■ Raw records ■
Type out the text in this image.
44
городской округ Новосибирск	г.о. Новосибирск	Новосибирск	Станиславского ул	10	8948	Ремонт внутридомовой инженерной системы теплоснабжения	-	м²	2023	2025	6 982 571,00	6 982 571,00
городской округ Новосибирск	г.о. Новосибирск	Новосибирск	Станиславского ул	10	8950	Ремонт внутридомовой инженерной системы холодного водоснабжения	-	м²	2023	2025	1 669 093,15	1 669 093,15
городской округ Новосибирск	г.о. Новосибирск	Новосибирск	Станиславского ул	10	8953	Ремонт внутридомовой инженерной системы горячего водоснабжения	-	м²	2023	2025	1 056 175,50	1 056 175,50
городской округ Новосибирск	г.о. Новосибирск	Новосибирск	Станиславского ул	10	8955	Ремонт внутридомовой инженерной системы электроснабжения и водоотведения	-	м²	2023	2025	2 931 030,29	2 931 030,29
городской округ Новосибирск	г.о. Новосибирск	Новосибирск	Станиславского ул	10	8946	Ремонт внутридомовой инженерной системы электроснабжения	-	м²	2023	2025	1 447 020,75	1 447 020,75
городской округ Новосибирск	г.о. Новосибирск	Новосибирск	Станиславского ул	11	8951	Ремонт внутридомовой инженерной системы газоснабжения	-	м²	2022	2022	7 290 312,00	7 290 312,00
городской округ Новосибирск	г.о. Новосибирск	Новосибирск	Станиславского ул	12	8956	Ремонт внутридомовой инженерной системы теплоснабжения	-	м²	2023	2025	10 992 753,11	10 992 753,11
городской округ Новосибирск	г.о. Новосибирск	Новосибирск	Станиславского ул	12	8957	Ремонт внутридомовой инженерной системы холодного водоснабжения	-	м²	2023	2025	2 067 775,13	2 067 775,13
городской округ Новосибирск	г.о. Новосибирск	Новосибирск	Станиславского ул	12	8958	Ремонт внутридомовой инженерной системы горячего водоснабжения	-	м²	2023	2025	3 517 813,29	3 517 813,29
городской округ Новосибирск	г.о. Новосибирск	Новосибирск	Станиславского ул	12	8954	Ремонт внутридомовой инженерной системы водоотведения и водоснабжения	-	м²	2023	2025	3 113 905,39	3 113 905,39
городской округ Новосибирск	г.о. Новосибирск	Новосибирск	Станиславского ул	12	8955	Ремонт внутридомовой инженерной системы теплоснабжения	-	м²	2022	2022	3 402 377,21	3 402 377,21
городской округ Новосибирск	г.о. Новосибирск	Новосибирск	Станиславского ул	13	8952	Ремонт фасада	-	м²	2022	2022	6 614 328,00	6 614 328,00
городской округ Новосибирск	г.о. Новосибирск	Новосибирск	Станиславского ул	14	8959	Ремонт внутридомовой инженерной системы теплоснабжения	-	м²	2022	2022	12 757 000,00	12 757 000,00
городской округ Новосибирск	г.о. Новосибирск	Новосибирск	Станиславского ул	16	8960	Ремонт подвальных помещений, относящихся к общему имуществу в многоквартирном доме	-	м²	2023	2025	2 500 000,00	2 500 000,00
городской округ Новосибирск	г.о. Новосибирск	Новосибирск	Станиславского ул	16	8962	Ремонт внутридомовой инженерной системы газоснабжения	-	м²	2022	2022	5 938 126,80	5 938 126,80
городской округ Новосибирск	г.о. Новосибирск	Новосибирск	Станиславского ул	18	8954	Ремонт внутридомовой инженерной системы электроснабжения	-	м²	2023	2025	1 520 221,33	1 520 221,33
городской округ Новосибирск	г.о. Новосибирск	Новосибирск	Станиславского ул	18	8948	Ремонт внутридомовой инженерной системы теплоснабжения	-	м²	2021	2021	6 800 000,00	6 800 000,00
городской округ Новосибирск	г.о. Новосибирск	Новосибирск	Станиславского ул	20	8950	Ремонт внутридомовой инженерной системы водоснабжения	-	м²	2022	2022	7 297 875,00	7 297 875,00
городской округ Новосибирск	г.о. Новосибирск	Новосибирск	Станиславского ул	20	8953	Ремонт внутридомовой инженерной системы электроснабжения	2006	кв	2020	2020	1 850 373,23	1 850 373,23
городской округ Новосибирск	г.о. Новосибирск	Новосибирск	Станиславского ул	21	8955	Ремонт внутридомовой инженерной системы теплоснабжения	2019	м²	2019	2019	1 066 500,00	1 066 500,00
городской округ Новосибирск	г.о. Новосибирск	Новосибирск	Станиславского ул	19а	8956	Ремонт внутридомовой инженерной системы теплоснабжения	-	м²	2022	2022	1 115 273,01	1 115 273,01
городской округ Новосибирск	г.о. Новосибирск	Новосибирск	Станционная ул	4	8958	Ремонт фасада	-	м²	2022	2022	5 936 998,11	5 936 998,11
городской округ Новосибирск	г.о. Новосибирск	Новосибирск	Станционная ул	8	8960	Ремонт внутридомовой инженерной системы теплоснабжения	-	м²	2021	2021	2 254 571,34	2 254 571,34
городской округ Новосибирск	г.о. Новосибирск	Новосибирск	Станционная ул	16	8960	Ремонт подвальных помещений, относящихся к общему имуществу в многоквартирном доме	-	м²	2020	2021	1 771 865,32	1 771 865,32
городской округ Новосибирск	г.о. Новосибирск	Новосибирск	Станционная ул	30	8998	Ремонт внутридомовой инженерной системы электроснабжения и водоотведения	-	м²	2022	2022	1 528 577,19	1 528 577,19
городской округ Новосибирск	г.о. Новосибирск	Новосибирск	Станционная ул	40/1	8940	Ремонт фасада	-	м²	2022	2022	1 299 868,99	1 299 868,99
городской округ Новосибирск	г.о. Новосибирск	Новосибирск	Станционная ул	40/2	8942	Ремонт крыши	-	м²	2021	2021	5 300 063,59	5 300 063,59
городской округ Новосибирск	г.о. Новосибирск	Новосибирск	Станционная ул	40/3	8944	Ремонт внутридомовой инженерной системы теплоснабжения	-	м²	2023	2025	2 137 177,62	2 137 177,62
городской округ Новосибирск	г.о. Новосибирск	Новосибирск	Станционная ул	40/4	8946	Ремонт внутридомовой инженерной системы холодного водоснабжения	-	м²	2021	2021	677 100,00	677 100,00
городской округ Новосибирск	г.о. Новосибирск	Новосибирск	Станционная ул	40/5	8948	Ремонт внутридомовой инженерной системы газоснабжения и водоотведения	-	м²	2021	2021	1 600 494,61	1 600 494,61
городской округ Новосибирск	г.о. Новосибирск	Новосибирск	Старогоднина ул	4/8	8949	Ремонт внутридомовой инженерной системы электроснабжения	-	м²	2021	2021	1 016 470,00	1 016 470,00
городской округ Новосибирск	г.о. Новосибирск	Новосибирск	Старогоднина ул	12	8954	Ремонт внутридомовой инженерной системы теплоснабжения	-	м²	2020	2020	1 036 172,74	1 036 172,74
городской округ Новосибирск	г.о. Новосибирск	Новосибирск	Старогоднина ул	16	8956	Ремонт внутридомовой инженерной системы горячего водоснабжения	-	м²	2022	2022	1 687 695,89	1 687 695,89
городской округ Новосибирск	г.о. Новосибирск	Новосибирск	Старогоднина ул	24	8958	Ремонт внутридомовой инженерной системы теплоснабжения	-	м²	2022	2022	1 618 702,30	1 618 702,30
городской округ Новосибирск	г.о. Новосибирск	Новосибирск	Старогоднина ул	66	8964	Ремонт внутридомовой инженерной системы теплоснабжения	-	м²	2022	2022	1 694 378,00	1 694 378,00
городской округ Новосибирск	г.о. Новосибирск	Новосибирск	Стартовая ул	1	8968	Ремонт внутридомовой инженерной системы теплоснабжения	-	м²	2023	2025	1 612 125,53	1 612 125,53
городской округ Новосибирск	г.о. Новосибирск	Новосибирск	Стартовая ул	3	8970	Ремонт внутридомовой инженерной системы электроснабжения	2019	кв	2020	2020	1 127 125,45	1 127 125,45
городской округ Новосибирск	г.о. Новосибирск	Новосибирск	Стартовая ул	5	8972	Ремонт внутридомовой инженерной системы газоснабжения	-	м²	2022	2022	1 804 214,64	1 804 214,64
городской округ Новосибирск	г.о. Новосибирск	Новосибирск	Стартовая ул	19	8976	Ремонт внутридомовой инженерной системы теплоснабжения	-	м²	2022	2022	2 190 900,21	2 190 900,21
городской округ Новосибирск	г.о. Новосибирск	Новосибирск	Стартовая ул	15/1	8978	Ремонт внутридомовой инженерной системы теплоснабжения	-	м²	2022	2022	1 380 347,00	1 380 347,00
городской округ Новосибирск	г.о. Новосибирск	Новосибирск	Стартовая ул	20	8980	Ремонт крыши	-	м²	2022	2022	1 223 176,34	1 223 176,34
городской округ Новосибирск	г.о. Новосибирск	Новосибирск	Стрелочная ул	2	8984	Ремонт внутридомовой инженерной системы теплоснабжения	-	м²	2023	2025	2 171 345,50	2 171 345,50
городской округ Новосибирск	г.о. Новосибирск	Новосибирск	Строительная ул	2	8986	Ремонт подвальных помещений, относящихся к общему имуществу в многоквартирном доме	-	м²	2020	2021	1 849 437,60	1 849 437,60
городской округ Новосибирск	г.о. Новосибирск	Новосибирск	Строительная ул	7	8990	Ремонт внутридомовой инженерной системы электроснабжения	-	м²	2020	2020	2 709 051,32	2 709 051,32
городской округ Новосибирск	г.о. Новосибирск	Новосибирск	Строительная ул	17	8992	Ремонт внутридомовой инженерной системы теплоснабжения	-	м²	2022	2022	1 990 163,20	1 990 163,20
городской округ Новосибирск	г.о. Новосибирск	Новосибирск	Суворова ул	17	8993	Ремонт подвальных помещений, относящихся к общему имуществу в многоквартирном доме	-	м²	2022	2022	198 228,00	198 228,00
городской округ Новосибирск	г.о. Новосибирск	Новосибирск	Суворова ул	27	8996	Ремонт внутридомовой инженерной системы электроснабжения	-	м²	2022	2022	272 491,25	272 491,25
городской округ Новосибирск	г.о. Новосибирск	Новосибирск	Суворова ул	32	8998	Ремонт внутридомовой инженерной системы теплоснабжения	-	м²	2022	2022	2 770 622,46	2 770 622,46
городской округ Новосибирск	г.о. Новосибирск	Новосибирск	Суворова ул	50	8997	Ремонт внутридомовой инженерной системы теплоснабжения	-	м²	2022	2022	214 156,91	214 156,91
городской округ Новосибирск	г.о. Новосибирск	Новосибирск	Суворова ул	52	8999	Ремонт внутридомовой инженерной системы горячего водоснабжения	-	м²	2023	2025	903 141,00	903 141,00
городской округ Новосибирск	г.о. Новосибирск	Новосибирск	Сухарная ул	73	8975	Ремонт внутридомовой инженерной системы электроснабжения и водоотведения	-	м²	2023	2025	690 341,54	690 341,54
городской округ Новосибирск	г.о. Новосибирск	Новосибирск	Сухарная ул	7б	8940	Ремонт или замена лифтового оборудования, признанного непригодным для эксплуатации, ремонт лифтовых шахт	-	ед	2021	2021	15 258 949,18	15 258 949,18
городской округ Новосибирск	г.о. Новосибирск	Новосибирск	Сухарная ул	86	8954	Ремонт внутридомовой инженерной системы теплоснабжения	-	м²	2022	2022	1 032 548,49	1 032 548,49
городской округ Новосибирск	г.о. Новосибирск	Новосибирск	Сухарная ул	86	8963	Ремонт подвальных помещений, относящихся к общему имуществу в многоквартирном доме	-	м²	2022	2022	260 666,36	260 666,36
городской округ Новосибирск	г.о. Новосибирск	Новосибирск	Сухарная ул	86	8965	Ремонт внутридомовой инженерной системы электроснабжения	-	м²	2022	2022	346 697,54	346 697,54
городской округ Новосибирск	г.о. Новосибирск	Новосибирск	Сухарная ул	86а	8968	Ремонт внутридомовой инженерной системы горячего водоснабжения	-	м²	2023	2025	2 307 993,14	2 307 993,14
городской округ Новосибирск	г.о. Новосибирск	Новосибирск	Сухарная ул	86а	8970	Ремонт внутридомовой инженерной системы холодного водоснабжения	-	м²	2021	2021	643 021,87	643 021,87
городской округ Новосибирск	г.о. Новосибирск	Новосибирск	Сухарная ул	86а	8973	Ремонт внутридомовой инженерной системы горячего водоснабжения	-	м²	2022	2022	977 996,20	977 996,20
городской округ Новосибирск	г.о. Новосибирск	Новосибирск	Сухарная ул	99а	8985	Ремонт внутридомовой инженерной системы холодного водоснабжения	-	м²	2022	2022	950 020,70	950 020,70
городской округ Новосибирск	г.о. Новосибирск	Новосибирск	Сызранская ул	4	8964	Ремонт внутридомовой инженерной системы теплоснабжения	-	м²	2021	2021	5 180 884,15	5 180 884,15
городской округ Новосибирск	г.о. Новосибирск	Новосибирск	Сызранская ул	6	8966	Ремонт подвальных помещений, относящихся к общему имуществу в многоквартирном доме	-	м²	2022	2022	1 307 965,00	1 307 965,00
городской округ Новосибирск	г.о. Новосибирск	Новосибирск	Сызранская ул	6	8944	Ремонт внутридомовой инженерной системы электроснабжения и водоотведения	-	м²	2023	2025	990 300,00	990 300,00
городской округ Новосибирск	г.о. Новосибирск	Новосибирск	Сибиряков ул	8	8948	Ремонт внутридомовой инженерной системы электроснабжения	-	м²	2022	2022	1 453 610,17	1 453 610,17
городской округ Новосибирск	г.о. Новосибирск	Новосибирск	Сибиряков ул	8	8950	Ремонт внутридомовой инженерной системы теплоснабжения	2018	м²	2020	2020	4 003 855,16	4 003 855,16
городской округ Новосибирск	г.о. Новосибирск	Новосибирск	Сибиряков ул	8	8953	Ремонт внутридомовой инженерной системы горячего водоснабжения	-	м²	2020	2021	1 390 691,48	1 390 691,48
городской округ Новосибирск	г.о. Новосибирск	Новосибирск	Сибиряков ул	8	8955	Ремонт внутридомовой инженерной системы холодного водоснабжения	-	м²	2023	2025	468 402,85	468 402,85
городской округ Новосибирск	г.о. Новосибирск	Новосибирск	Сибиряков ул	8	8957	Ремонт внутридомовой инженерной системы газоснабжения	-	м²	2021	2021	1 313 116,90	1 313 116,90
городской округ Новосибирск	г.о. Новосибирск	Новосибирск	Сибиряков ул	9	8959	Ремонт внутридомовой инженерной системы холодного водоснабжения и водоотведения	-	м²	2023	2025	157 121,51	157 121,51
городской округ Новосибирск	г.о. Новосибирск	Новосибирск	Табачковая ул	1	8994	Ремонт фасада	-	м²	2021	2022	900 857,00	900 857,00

■ What to do ■
Show all lines in the entries above where the string "фасада" appears.

■ Complete response ■
городской округ Новосибирск	г.о. Новосибирск	Новосибирск	Станиславского ул	13	8952	Ремонт фасада	-	м²	2022	2022	6 614 328,00	6 614 328,00
городской округ Новосибирск	г.о. Новосибирск	Новосибирск	Станционная ул	4	8958	Ремонт фасада	-	м²	2022	2022	5 936 998,11	5 936 998,11
городской округ Новосибирск	г.о. Новосибирск	Новосибирск	Станционная ул	40/1	8940	Ремонт фасада	-	м²	2022	2022	1 299 868,99	1 299 868,99
городской округ Новосибирск	г.о. Новосибирск	Новосибирск	Табачковая ул	1	8994	Ремонт фасада	-	м²	2021	2022	900 857,00	900 857,00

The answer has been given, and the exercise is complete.